> Task details
Copy out each line that has "edges" in it.

> Data lines
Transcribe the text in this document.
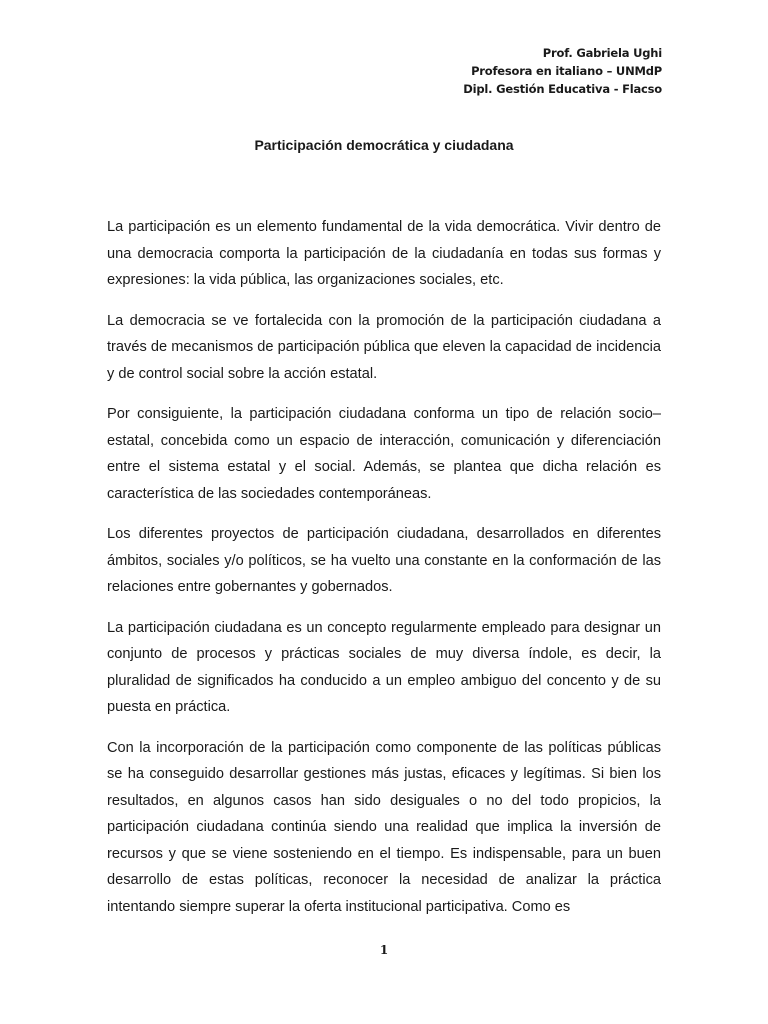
Prof. Gabriela Ughi
Profesora en italiano – UNMdP
Dipl. Gestión Educativa - Flacso
Participación democrática y ciudadana

La participación es un elemento fundamental de la vida democrática. Vivir dentro de una democracia comporta la participación de la ciudadanía en todas sus formas y expresiones: la vida pública, las organizaciones sociales, etc.

La democracia se ve fortalecida con la promoción de la participación ciudadana a través de mecanismos de participación pública que eleven la capacidad de incidencia y de control social sobre la acción estatal.

Por consiguiente, la participación ciudadana conforma un tipo de relación socio–estatal, concebida como un espacio de interacción, comunicación y diferenciación entre el sistema estatal y el social. Además, se plantea que dicha relación es característica de las sociedades contemporáneas.

Los diferentes proyectos de participación ciudadana, desarrollados en diferentes ámbitos, sociales y/o políticos, se ha vuelto una constante en la conformación de las relaciones entre gobernantes y gobernados.

La participación ciudadana es un concepto regularmente empleado para designar un conjunto de procesos y prácticas sociales de muy diversa índole, es decir, la pluralidad de significados ha conducido a un empleo ambiguo del concento y de su puesta en práctica.

Con la incorporación de la participación como componente de las políticas públicas se ha conseguido desarrollar gestiones más justas, eficaces y legítimas. Si bien los resultados, en algunos casos han sido desiguales o no del todo propicios, la participación ciudadana continúa siendo una realidad que implica la inversión de recursos y que se viene sosteniendo en el tiempo. Es indispensable, para un buen desarrollo de estas políticas, reconocer la necesidad de analizar la práctica intentando siempre superar la oferta institucional participativa. Como es

1
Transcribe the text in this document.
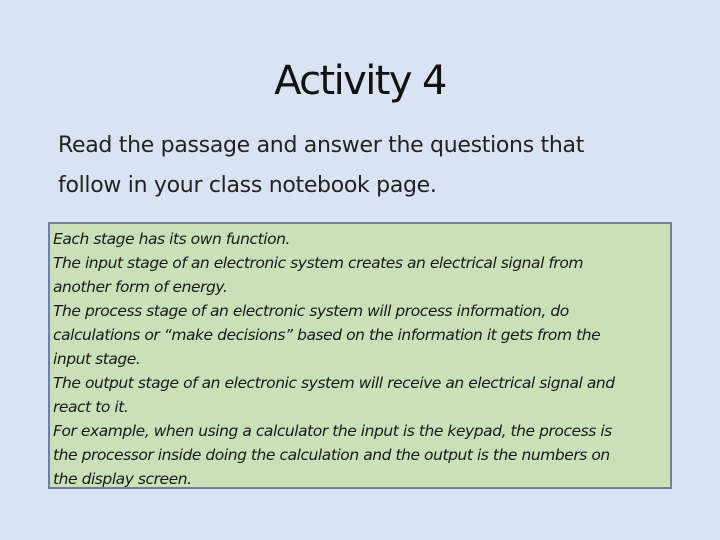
Activity 4
Read the passage and answer the questions that
follow in your class notebook page.
Each stage has its own function.
The input stage of an electronic system creates an electrical signal from
another form of energy.
The process stage of an electronic system will process information, do
calculations or “make decisions” based on the information it gets from the
input stage.
The output stage of an electronic system will receive an electrical signal and
react to it.
For example, when using a calculator the input is the keypad, the process is
the processor inside doing the calculation and the output is the numbers on
the display screen.
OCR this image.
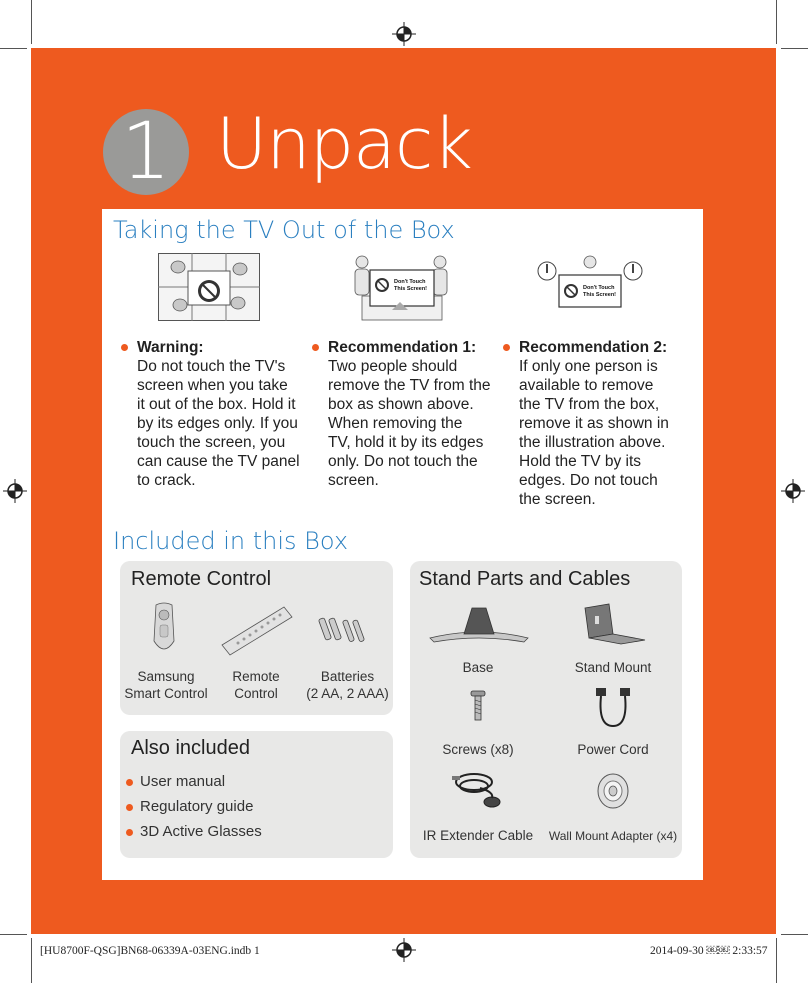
1 Unpack
Taking the TV Out of the Box
Don't Touch
This Screen!	Don't Touch
This Screen!
Warning:
Do not touch the TV's
screen when you take
it out of the box. Hold it
by its edges only. If you
touch the screen, you
can cause the TV panel
to crack.
Recommendation 1:
Two people should
remove the TV from the
box as shown above.
When removing the
TV, hold it by its edges
only. Do not touch the
screen.
Recommendation 2:
If only one person is
available to remove
the TV from the box,
remove it as shown in
the illustration above.
Hold the TV by its
edges. Do not touch
the screen.
Included in this Box
Remote Control
Samsung
Smart Control
Remote
Control
Batteries
(2 AA, 2 AAA)
Also included
User manual
Regulatory guide
3D Active Glasses
Stand Parts and Cables
Base	Stand Mount
Screws (x8)	Power Cord
IR Extender Cable	Wall Mount Adapter (x4)
[HU8700F-QSG]BN68-06339A-03ENG.indb 1	2014-09-30 ￼￼ 2:33:57
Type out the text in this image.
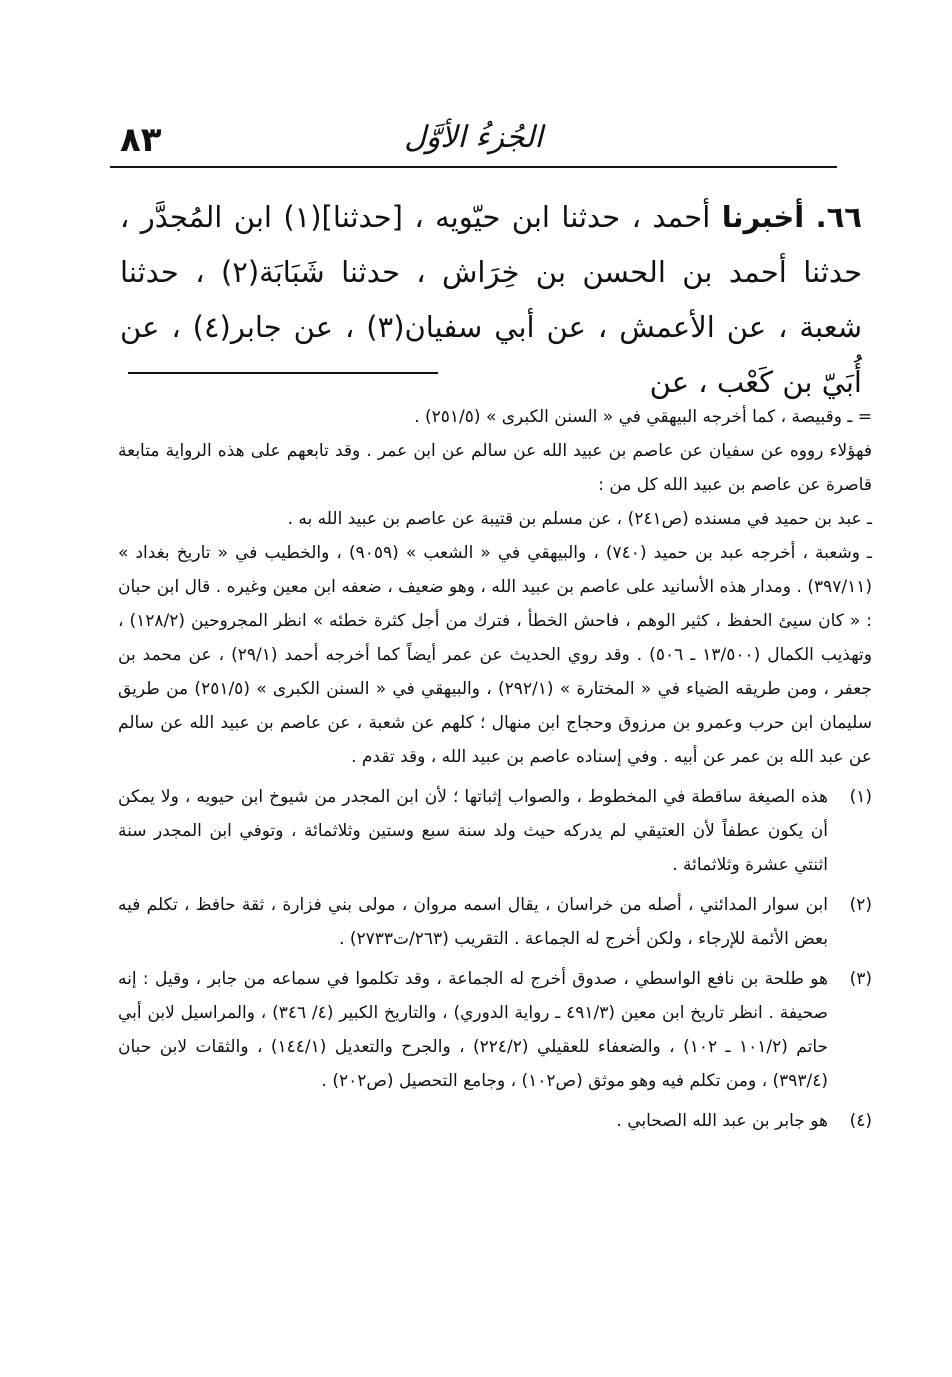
٨٣	الجُزءُ الأوَّل
٦٦. أخبرنا أحمد ، حدثنا ابن حيّويه ، [حدثنا](١) ابن المُجدَّر ، حدثنا أحمد بن الحسن بن خِرَاش ، حدثنا شَبَابَة(٢) ، حدثنا شعبة ، عن الأعمش ، عن أبي سفيان(٣) ، عن جابر(٤) ، عن أُبَيّ بن كَعْب ، عن
= ـ وقبيصة ، كما أخرجه البيهقي في « السنن الكبرى » (٢٥١/٥) .
فهؤلاء رووه عن سفيان عن عاصم بن عبيد الله عن سالم عن ابن عمر . وقد تابعهم على هذه الرواية متابعة قاصرة عن عاصم بن عبيد الله كل من :
ـ عبد بن حميد في مسنده (ص٢٤١) ، عن مسلم بن قتيبة عن عاصم بن عبيد الله به .
ـ وشعبة ، أخرجه عبد بن حميد (٧٤٠) ، والبيهقي في « الشعب » (٩٠٥٩) ، والخطيب في « تاريخ بغداد » (٣٩٧/١١) . ومدار هذه الأسانيد على عاصم بن عبيد الله ، وهو ضعيف ، ضعفه ابن معين وغيره . قال ابن حبان : « كان سيئ الحفظ ، كثير الوهم ، فاحش الخطأ ، فترك من أجل كثرة خطئه » انظر المجروحين (١٢٨/٢) ، وتهذيب الكمال (١٣/٥٠٠ ـ ٥٠٦) . وقد روي الحديث عن عمر أيضاً كما أخرجه أحمد (٢٩/١) ، عن محمد بن جعفر ، ومن طريقه الضياء في « المختارة » (٢٩٢/١) ، والبيهقي في « السنن الكبرى » (٢٥١/٥) من طريق سليمان ابن حرب وعمرو بن مرزوق وحجاج ابن منهال ؛ كلهم عن شعبة ، عن عاصم بن عبيد الله عن سالم عن عبد الله بن عمر عن أبيه . وفي إسناده عاصم بن عبيد الله ، وقد تقدم .
(١)
هذه الصيغة ساقطة في المخطوط ، والصواب إثباتها ؛ لأن ابن المجدر من شيوخ ابن حيويه ، ولا يمكن أن يكون عطفاً لأن العتيقي لم يدركه حيث ولد سنة سبع وستين وثلاثمائة ، وتوفي ابن المجدر سنة اثنتي عشرة وثلاثمائة .
(٢)
ابن سوار المدائني ، أصله من خراسان ، يقال اسمه مروان ، مولى بني فزارة ، ثقة حافظ ، تكلم فيه بعض الأئمة للإرجاء ، ولكن أخرج له الجماعة . التقريب (٢٦٣/ت٢٧٣٣) .
(٣)
هو طلحة بن نافع الواسطي ، صدوق أخرج له الجماعة ، وقد تكلموا في سماعه من جابر ، وقيل : إنه صحيفة . انظر تاريخ ابن معين (٤٩١/٣ ـ رواية الدوري) ، والتاريخ الكبير (٤/ ٣٤٦) ، والمراسيل لابن أبي حاتم (١٠١/٢ ـ ١٠٢) ، والضعفاء للعقيلي (٢٢٤/٢) ، والجرح والتعديل (١٤٤/١) ، والثقات لابن حبان (٣٩٣/٤) ، ومن تكلم فيه وهو موثق (ص١٠٢) ، وجامع التحصيل (ص٢٠٢) .
(٤)
هو جابر بن عبد الله الصحابي .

> Exercise output
by its edges only. If you
TV, hold it by its edges
edges. Do not touch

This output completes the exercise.